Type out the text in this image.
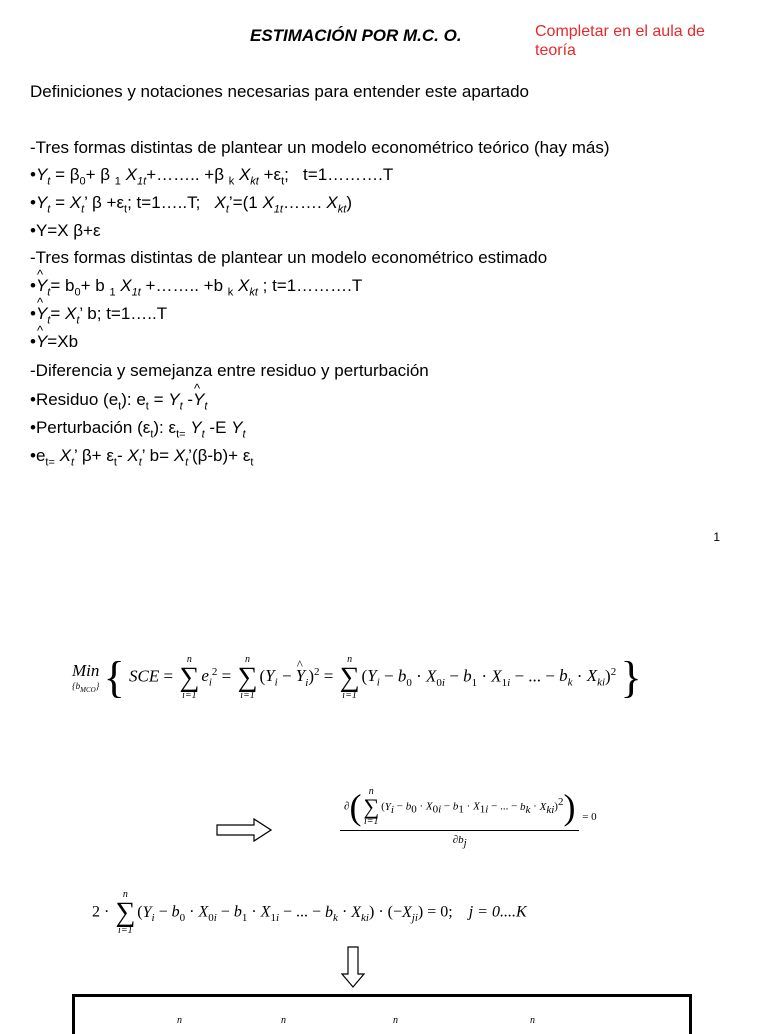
ESTIMACIÓN POR M.C. O.	Completar en el aula de teoría
Definiciones y notaciones necesarias para entender este apartado
-Tres formas distintas de plantear un modelo econométrico teórico (hay más)
$•Y_t = \beta_0+ \beta$ $_1$ $X_{1t}+\dots\dots$.. +β $_k$ $X_{kt} +\varepsilon_t$;   t=1……….T
$•Y_t = X_t$’ $\beta +\varepsilon_t$; t=1…..T;   $X_t’=(1$ $X_{1t}\dots\dots$. $X_{kt}$)
•Y=X β+ε
-Tres formas distintas de plantear un modelo econométrico estimado
•^ $Y_t= b_0+ b$ $_1$ $X_{1t}$ +…….. +b $_k$ $X_{kt}$ ; t=1……….T
•^ $Y_t= X_t$’ b; t=1…..T
•^ Y=Xb
-Diferencia y semejanza entre residuo y perturbación
•Residuo $(e_t)$: $e_t = Y_t$ -^ $Y_t$
•Perturbación $(\varepsilon_t)$: $\varepsilon_{t=}$ $Y_t$ -E $Y_t$
$•e_{t=}$ $X_t$’ $\beta+ \varepsilon_t-$ $X_t$’ $b= X_t’(\beta-b)+ \varepsilon_t$
1
Min
$\{b_{MCO}\}$ { SCE =
n
∑
i=1
$e_i^2$ =
n
∑
i=1
($Y_i$ − ^ $Y_i)^2$ =
n
∑
i=1
($Y_i - b_0 \cdot X_{0i} - b_1 \cdot X_{1i}$ − ... − $b_k \cdot X_{ki})^2$ }
∂( n
∑
i=1
($Y_i - b_0 \cdot X_{0i} - b_1 \cdot X_{1i}$ − ... − $b_k \cdot X_{ki})^2$)
$\partial b_j = 0$
2 ·
n
∑
i=1
($Y_i - b_0 \cdot X_{0i} - b_1 \cdot X_{1i}$ − ... − $b_k \cdot X_{ki}) \cdot (-X_{ji}) = 0$;    j = 0....K
n	n	n	n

**TASK TO COMPLETE:**
All of the data needs repeating exactly, but the pictures do not.

**ANSWER TO THE EXERCISE:**
Type out the text in this image.
ESTIMACIÓN POR M.C. O.	Completar en el aula de teoría
Definiciones y notaciones necesarias para entender este apartado
-Tres formas distintas de plantear un modelo econométrico teórico (hay más)
$•Y_t = \beta_0+ \beta$ $_1$ $X_{1t}+\dots\dots$.. +β $_k$ $X_{kt} +\varepsilon_t$;   t=1……….T
$•Y_t = X_t$’ $\beta +\varepsilon_t$; t=1…..T;   $X_t’=(1$ $X_{1t}\dots\dots$. $X_{kt}$)
•Y=X β+ε
-Tres formas distintas de plantear un modelo econométrico estimado
•^ $Y_t= b_0+ b$ $_1$ $X_{1t}$ +…….. +b $_k$ $X_{kt}$ ; t=1……….T
•^ $Y_t= X_t$’ b; t=1…..T
•^ Y=Xb
-Diferencia y semejanza entre residuo y perturbación
•Residuo $(e_t)$: $e_t = Y_t$ -^ $Y_t$
•Perturbación $(\varepsilon_t)$: $\varepsilon_{t=}$ $Y_t$ -E $Y_t$
$•e_{t=}$ $X_t$’ $\beta+ \varepsilon_t-$ $X_t$’ $b= X_t’(\beta-b)+ \varepsilon_t$
1
Min
$\{b_{MCO}\}$ { SCE =
n
∑
i=1
$e_i^2$ =
n
∑
i=1
($Y_i$ − ^ $Y_i)^2$ =
n
∑
i=1
($Y_i - b_0 \cdot X_{0i} - b_1 \cdot X_{1i}$ − ... − $b_k \cdot X_{ki})^2$ }
∂( n
∑
i=1
($Y_i - b_0 \cdot X_{0i} - b_1 \cdot X_{1i}$ − ... − $b_k \cdot X_{ki})^2$)
$\partial b_j = 0$
2 ·
n
∑
i=1
($Y_i - b_0 \cdot X_{0i} - b_1 \cdot X_{1i}$ − ... − $b_k \cdot X_{ki}) \cdot (-X_{ji}) = 0$;    j = 0....K
n	n	n	n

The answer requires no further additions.